* _WHAT THE EXERCISE ASKS_
Records follow. Pull out every line that contains "with".

* _PROVIDED ENTRIES_
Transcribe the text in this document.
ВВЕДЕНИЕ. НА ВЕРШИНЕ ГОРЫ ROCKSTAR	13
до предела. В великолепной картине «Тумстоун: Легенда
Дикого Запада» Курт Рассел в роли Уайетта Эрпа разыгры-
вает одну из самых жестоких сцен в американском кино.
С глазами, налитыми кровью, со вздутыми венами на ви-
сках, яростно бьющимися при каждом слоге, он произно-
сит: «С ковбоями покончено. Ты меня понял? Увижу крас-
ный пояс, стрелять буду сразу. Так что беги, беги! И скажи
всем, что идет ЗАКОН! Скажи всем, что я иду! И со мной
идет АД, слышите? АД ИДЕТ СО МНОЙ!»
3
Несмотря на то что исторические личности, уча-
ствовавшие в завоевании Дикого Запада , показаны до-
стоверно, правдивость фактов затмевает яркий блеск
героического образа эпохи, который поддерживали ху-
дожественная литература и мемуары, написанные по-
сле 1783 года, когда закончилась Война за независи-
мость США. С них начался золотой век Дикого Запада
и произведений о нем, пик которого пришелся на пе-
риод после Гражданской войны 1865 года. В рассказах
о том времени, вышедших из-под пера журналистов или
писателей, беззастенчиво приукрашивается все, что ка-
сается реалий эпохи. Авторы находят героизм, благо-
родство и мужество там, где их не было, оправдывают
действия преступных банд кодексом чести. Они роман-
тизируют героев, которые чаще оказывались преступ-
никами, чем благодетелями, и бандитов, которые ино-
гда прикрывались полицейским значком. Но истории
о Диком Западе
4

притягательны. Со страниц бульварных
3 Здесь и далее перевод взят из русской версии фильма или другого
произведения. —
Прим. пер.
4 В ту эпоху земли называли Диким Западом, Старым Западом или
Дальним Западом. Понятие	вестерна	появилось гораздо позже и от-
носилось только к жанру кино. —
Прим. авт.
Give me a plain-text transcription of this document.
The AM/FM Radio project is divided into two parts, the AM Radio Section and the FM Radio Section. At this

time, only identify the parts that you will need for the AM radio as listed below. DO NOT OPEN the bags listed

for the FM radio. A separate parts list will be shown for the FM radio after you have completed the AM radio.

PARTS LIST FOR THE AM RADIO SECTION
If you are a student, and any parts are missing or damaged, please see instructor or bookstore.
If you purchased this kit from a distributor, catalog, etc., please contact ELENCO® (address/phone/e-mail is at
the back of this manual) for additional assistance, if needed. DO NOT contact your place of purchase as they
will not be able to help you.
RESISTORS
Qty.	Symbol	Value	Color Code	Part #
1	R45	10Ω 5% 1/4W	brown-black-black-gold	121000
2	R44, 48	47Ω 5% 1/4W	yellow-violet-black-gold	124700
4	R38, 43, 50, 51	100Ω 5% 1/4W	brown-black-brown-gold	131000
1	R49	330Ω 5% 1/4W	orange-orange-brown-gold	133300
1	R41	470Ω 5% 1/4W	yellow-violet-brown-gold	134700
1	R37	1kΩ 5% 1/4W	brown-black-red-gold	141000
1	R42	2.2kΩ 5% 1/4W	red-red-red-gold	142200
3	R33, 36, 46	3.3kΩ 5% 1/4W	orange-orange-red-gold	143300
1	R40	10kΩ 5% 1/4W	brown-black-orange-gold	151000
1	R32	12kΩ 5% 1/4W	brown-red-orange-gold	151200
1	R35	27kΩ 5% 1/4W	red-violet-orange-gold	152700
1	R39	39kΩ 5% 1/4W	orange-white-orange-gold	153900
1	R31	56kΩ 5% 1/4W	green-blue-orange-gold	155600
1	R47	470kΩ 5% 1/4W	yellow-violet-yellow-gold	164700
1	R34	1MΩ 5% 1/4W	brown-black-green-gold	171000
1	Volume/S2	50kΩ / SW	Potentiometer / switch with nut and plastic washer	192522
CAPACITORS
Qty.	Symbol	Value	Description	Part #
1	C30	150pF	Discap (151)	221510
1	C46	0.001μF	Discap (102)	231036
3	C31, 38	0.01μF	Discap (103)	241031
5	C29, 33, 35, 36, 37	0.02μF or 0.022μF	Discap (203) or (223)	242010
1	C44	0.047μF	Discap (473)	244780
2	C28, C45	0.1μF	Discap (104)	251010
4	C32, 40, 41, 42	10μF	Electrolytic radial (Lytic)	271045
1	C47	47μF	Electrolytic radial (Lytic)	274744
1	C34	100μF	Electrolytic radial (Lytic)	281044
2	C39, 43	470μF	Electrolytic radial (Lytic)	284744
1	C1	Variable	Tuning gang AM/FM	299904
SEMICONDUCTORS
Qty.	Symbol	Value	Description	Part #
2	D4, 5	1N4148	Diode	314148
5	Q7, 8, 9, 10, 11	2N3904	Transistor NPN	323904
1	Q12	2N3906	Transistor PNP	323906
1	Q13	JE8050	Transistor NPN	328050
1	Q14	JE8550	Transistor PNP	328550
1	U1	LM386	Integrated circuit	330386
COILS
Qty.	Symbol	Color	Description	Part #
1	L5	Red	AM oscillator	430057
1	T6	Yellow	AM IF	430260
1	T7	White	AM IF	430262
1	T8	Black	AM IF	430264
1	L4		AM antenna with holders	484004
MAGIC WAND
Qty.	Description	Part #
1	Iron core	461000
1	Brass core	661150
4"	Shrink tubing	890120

* _THE ANSWER_
1	Volume/S2	50kΩ / SW	Potentiometer / switch with nut and plastic washer	192522
1	L4		AM antenna with holders	484004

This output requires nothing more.